DATASET RECORDS =
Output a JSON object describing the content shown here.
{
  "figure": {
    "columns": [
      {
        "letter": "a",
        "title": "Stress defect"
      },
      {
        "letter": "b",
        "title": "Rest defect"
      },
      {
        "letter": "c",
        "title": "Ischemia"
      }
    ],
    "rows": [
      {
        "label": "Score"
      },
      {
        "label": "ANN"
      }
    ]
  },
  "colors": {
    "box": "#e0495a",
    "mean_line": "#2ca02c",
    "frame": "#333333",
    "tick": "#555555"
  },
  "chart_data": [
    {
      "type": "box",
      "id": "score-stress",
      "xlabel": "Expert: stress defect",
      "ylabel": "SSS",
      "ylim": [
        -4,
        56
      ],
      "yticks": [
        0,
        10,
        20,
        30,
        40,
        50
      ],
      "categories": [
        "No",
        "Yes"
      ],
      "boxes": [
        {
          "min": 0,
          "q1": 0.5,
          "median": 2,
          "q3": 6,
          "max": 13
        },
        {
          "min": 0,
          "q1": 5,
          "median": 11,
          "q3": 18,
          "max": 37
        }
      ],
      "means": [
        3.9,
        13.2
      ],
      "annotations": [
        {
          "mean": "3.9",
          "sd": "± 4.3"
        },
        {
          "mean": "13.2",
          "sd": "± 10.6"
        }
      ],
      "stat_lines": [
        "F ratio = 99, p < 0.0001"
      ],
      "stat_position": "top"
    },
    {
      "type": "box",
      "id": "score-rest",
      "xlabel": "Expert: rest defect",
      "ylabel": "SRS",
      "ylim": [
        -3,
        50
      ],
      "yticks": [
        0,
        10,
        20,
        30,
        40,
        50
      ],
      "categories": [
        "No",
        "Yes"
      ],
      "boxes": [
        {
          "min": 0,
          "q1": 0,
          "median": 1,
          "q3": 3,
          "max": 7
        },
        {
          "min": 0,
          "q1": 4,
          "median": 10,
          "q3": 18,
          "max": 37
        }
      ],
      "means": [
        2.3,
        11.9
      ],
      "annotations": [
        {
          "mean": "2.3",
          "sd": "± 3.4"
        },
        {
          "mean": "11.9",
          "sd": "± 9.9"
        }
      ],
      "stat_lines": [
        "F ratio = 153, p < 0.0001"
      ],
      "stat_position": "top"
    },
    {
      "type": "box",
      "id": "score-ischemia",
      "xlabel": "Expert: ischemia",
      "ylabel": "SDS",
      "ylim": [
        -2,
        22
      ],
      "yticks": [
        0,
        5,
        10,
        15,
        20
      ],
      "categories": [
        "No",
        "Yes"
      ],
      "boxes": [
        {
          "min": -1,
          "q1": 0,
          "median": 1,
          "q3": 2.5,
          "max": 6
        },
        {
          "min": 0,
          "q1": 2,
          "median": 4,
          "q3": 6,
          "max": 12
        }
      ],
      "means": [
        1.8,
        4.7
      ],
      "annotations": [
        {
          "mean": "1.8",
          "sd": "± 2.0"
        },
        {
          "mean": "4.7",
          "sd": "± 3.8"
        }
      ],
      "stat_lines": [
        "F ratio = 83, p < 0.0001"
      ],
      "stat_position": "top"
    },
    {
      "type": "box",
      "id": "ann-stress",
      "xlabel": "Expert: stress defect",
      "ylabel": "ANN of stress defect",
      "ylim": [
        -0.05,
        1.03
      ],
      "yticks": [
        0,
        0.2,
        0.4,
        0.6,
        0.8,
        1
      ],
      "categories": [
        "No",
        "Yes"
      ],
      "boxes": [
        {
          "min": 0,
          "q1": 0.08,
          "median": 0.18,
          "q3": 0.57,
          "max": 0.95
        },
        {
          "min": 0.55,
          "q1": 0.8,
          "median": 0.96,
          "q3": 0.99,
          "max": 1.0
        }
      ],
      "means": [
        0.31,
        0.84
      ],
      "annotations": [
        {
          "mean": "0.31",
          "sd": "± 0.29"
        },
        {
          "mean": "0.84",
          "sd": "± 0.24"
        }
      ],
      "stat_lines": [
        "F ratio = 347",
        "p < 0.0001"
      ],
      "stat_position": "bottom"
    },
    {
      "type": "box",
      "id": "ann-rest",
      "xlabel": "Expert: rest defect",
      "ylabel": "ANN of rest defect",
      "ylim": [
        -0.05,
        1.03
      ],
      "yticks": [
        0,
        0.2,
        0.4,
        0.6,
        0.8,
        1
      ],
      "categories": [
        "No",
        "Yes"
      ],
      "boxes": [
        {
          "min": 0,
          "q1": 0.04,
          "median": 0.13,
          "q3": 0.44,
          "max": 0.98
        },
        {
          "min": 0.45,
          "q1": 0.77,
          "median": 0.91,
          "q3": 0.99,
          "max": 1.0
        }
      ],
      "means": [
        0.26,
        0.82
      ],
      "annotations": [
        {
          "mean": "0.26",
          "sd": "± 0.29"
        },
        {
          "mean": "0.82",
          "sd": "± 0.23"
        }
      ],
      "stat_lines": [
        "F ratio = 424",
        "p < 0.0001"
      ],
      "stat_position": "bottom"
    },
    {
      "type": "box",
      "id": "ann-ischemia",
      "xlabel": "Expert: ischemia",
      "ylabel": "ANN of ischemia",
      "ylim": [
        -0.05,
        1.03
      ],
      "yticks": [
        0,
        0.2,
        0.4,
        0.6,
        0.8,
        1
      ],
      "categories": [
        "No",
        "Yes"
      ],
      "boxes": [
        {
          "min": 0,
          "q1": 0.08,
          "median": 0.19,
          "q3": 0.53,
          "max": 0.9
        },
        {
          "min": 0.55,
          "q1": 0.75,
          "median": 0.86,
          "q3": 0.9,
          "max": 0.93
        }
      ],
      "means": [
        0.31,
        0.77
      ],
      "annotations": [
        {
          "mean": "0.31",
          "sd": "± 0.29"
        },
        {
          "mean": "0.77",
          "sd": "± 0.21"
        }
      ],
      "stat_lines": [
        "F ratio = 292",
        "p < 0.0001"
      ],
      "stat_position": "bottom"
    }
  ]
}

PROBLEM STATEMENT =
All of the data above should be transcribed exactly.

REPLY TO THE TASK =
Output a JSON object describing the content shown here.
{
  "figure": {
    "columns": [
      {
        "letter": "a",
        "title": "Stress defect"
      },
      {
        "letter": "b",
        "title": "Rest defect"
      },
      {
        "letter": "c",
        "title": "Ischemia"
      }
    ],
    "rows": [
      {
        "label": "Score"
      },
      {
        "label": "ANN"
      }
    ]
  },
  "colors": {
    "box": "#e0495a",
    "mean_line": "#2ca02c",
    "frame": "#333333",
    "tick": "#555555"
  },
  "chart_data": [
    {
      "type": "box",
      "id": "score-stress",
      "xlabel": "Expert: stress defect",
      "ylabel": "SSS",
      "ylim": [
        -4,
        56
      ],
      "yticks": [
        0,
        10,
        20,
        30,
        40,
        50
      ],
      "categories": [
        "No",
        "Yes"
      ],
      "boxes": [
        {
          "min": 0,
          "q1": 0.5,
          "median": 2,
          "q3": 6,
          "max": 13
        },
        {
          "min": 0,
          "q1": 5,
          "median": 11,
          "q3": 18,
          "max": 37
        }
      ],
      "means": [
        3.9,
        13.2
      ],
      "annotations": [
        {
          "mean": "3.9",
          "sd": "± 4.3"
        },
        {
          "mean": "13.2",
          "sd": "± 10.6"
        }
      ],
      "stat_lines": [
        "F ratio = 99, p < 0.0001"
      ],
      "stat_position": "top"
    },
    {
      "type": "box",
      "id": "score-rest",
      "xlabel": "Expert: rest defect",
      "ylabel": "SRS",
      "ylim": [
        -3,
        50
      ],
      "yticks": [
        0,
        10,
        20,
        30,
        40,
        50
      ],
      "categories": [
        "No",
        "Yes"
      ],
      "boxes": [
        {
          "min": 0,
          "q1": 0,
          "median": 1,
          "q3": 3,
          "max": 7
        },
        {
          "min": 0,
          "q1": 4,
          "median": 10,
          "q3": 18,
          "max": 37
        }
      ],
      "means": [
        2.3,
        11.9
      ],
      "annotations": [
        {
          "mean": "2.3",
          "sd": "± 3.4"
        },
        {
          "mean": "11.9",
          "sd": "± 9.9"
        }
      ],
      "stat_lines": [
        "F ratio = 153, p < 0.0001"
      ],
      "stat_position": "top"
    },
    {
      "type": "box",
      "id": "score-ischemia",
      "xlabel": "Expert: ischemia",
      "ylabel": "SDS",
      "ylim": [
        -2,
        22
      ],
      "yticks": [
        0,
        5,
        10,
        15,
        20
      ],
      "categories": [
        "No",
        "Yes"
      ],
      "boxes": [
        {
          "min": -1,
          "q1": 0,
          "median": 1,
          "q3": 2.5,
          "max": 6
        },
        {
          "min": 0,
          "q1": 2,
          "median": 4,
          "q3": 6,
          "max": 12
        }
      ],
      "means": [
        1.8,
        4.7
      ],
      "annotations": [
        {
          "mean": "1.8",
          "sd": "± 2.0"
        },
        {
          "mean": "4.7",
          "sd": "± 3.8"
        }
      ],
      "stat_lines": [
        "F ratio = 83, p < 0.0001"
      ],
      "stat_position": "top"
    },
    {
      "type": "box",
      "id": "ann-stress",
      "xlabel": "Expert: stress defect",
      "ylabel": "ANN of stress defect",
      "ylim": [
        -0.05,
        1.03
      ],
      "yticks": [
        0,
        0.2,
        0.4,
        0.6,
        0.8,
        1
      ],
      "categories": [
        "No",
        "Yes"
      ],
      "boxes": [
        {
          "min": 0,
          "q1": 0.08,
          "median": 0.18,
          "q3": 0.57,
          "max": 0.95
        },
        {
          "min": 0.55,
          "q1": 0.8,
          "median": 0.96,
          "q3": 0.99,
          "max": 1.0
        }
      ],
      "means": [
        0.31,
        0.84
      ],
      "annotations": [
        {
          "mean": "0.31",
          "sd": "± 0.29"
        },
        {
          "mean": "0.84",
          "sd": "± 0.24"
        }
      ],
      "stat_lines": [
        "F ratio = 347",
        "p < 0.0001"
      ],
      "stat_position": "bottom"
    },
    {
      "type": "box",
      "id": "ann-rest",
      "xlabel": "Expert: rest defect",
      "ylabel": "ANN of rest defect",
      "ylim": [
        -0.05,
        1.03
      ],
      "yticks": [
        0,
        0.2,
        0.4,
        0.6,
        0.8,
        1
      ],
      "categories": [
        "No",
        "Yes"
      ],
      "boxes": [
        {
          "min": 0,
          "q1": 0.04,
          "median": 0.13,
          "q3": 0.44,
          "max": 0.98
        },
        {
          "min": 0.45,
          "q1": 0.77,
          "median": 0.91,
          "q3": 0.99,
          "max": 1.0
        }
      ],
      "means": [
        0.26,
        0.82
      ],
      "annotations": [
        {
          "mean": "0.26",
          "sd": "± 0.29"
        },
        {
          "mean": "0.82",
          "sd": "± 0.23"
        }
      ],
      "stat_lines": [
        "F ratio = 424",
        "p < 0.0001"
      ],
      "stat_position": "bottom"
    },
    {
      "type": "box",
      "id": "ann-ischemia",
      "xlabel": "Expert: ischemia",
      "ylabel": "ANN of ischemia",
      "ylim": [
        -0.05,
        1.03
      ],
      "yticks": [
        0,
        0.2,
        0.4,
        0.6,
        0.8,
        1
      ],
      "categories": [
        "No",
        "Yes"
      ],
      "boxes": [
        {
          "min": 0,
          "q1": 0.08,
          "median": 0.19,
          "q3": 0.53,
          "max": 0.9
        },
        {
          "min": 0.55,
          "q1": 0.75,
          "median": 0.86,
          "q3": 0.9,
          "max": 0.93
        }
      ],
      "means": [
        0.31,
        0.77
      ],
      "annotations": [
        {
          "mean": "0.31",
          "sd": "± 0.29"
        },
        {
          "mean": "0.77",
          "sd": "± 0.21"
        }
      ],
      "stat_lines": [
        "F ratio = 292",
        "p < 0.0001"
      ],
      "stat_position": "bottom"
    }
  ]
}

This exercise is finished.